Exactly reproduce the lines from the one containing "Decode this image" through the last line of the data, both ends included, leaving out pictures.
BEGIN MATERIALS PROVIDED
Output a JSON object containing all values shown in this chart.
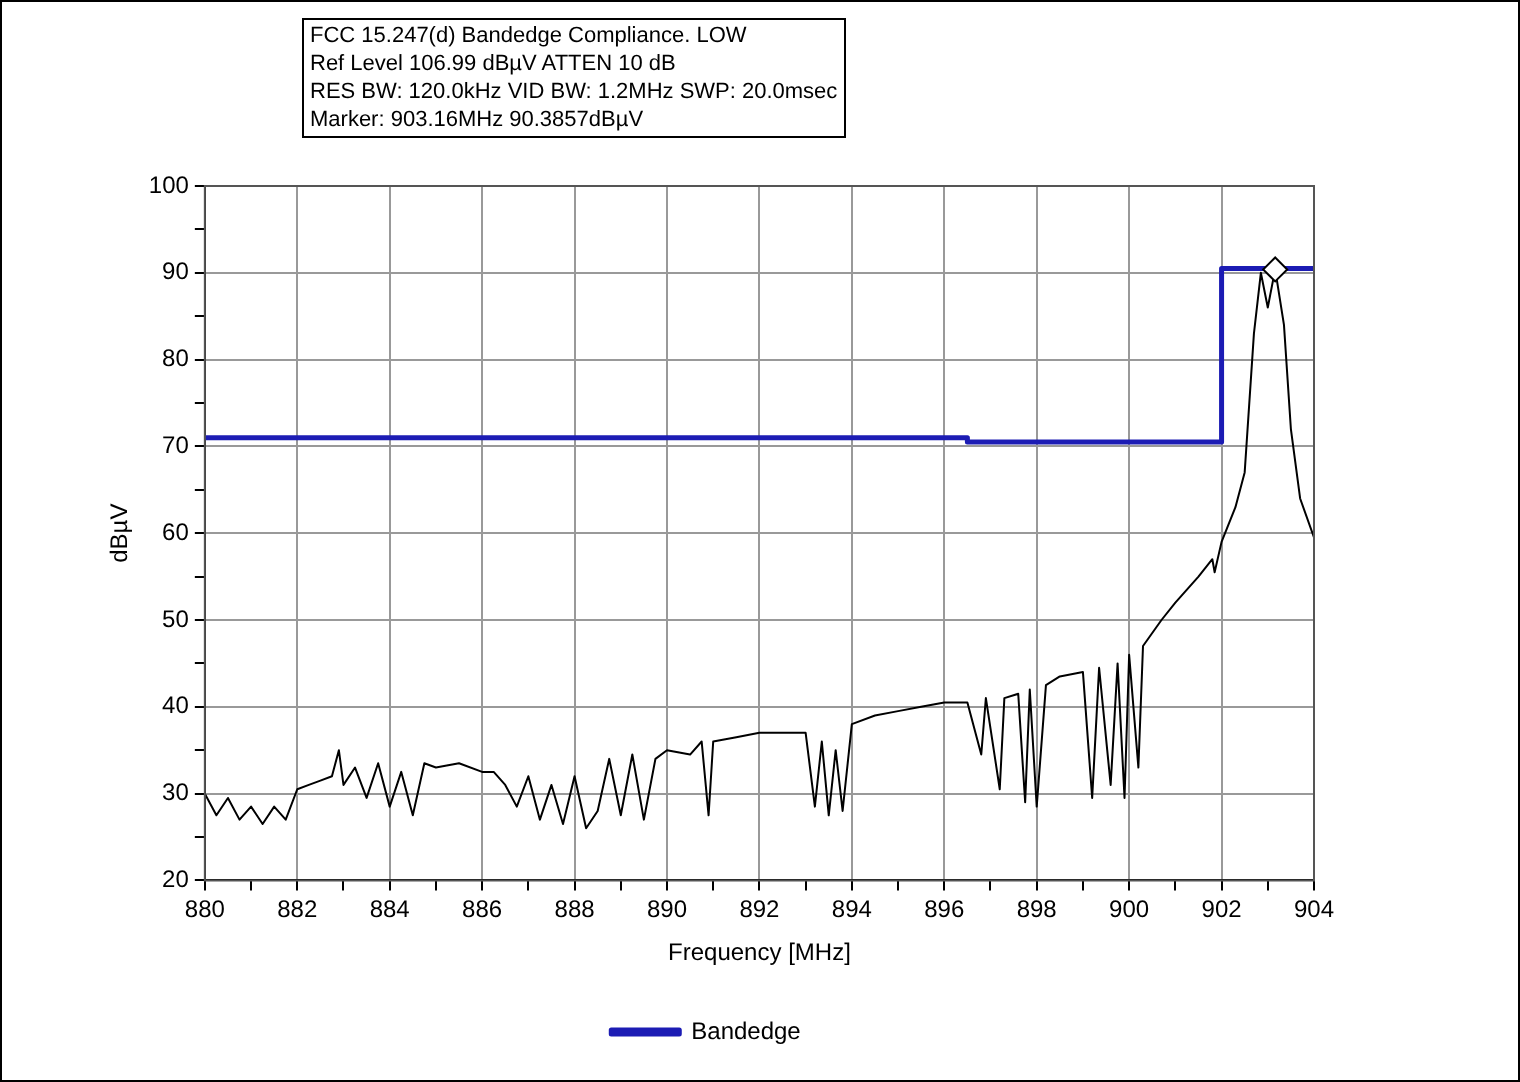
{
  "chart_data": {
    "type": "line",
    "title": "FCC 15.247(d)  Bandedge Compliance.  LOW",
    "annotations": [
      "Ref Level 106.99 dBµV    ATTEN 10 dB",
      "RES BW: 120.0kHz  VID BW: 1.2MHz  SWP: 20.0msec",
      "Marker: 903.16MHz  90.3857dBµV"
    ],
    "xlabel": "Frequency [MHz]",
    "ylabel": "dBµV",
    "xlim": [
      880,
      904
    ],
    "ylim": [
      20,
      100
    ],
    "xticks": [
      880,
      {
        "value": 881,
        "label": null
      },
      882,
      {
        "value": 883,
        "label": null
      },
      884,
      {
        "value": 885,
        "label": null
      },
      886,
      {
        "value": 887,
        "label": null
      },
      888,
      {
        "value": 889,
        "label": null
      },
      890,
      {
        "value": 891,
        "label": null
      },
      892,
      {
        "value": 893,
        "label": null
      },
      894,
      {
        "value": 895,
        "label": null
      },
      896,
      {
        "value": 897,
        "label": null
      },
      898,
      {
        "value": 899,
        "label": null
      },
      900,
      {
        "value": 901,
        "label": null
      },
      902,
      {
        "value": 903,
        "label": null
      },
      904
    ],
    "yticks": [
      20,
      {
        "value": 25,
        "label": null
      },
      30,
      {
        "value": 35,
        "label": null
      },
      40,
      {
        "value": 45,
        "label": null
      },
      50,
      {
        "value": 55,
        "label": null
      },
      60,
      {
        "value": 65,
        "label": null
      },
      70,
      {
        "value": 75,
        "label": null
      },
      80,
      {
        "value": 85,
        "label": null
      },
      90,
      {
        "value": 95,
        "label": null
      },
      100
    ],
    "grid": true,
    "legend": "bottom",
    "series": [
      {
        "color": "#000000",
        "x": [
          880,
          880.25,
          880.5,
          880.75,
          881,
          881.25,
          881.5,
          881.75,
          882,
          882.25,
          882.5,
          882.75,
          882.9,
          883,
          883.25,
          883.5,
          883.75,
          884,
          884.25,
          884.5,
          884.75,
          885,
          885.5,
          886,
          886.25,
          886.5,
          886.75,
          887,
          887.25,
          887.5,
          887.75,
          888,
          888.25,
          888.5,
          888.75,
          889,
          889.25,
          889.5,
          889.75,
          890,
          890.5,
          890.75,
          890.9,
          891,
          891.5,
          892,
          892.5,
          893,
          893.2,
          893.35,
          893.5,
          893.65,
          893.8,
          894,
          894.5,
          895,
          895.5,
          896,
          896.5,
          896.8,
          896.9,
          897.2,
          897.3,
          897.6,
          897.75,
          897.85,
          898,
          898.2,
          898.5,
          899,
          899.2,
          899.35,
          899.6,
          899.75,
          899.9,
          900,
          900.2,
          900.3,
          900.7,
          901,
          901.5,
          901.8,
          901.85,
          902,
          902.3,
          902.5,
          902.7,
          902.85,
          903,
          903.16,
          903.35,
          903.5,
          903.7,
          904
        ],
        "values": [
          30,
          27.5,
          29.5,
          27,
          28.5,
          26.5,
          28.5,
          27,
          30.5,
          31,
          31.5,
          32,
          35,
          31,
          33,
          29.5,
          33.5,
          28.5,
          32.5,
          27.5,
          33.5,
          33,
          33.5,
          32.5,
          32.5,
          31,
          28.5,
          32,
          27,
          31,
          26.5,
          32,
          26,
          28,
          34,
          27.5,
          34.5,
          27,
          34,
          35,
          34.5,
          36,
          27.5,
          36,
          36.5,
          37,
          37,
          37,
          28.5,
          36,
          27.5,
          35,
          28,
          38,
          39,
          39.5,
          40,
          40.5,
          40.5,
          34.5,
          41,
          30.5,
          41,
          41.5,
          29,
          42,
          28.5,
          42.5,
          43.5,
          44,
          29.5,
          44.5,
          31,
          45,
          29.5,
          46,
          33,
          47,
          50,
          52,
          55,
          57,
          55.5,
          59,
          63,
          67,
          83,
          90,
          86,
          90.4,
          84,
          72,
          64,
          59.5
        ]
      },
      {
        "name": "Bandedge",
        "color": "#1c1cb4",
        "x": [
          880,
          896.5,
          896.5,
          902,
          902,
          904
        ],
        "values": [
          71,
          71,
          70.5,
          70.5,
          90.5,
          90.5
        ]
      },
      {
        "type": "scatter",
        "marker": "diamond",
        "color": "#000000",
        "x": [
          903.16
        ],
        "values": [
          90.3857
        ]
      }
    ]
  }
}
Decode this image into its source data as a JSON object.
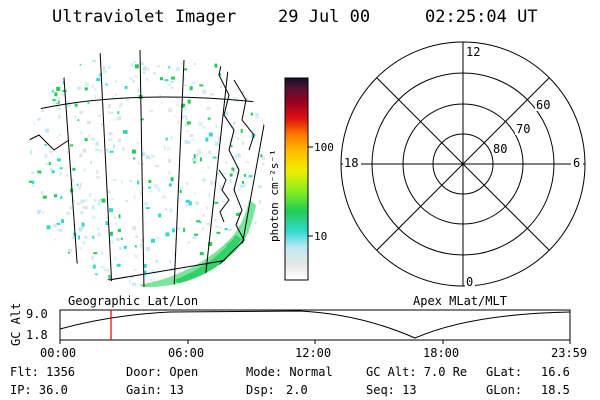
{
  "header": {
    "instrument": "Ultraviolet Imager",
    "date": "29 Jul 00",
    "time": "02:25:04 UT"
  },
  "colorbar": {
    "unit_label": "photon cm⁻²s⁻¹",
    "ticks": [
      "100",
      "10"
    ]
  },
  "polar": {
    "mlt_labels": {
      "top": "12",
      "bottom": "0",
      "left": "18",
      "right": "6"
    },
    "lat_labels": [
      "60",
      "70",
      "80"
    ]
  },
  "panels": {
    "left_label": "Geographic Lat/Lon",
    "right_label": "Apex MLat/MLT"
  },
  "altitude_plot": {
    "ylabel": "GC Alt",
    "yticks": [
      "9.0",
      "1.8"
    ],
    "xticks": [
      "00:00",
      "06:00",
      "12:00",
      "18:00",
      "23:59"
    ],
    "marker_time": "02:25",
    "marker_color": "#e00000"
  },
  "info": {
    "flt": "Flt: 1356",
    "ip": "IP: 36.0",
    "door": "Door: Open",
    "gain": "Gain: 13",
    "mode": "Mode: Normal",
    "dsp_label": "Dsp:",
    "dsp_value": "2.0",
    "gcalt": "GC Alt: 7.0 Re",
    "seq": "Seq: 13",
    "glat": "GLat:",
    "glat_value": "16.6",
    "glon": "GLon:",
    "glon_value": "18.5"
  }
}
END MATERIALS PROVIDED
[SOLVED PROBLEM]
Decode this image into its source data as a JSON object.
{
  "header": {
    "instrument": "Ultraviolet Imager",
    "date": "29 Jul 00",
    "time": "02:25:04 UT"
  },
  "colorbar": {
    "unit_label": "photon cm⁻²s⁻¹",
    "ticks": [
      "100",
      "10"
    ]
  },
  "polar": {
    "mlt_labels": {
      "top": "12",
      "bottom": "0",
      "left": "18",
      "right": "6"
    },
    "lat_labels": [
      "60",
      "70",
      "80"
    ]
  },
  "panels": {
    "left_label": "Geographic Lat/Lon",
    "right_label": "Apex MLat/MLT"
  },
  "altitude_plot": {
    "ylabel": "GC Alt",
    "yticks": [
      "9.0",
      "1.8"
    ],
    "xticks": [
      "00:00",
      "06:00",
      "12:00",
      "18:00",
      "23:59"
    ],
    "marker_time": "02:25",
    "marker_color": "#e00000"
  },
  "info": {
    "flt": "Flt: 1356",
    "ip": "IP: 36.0",
    "door": "Door: Open",
    "gain": "Gain: 13",
    "mode": "Mode: Normal",
    "dsp_label": "Dsp:",
    "dsp_value": "2.0",
    "gcalt": "GC Alt: 7.0 Re",
    "seq": "Seq: 13",
    "glat": "GLat:",
    "glat_value": "16.6",
    "glon": "GLon:",
    "glon_value": "18.5"
  }
}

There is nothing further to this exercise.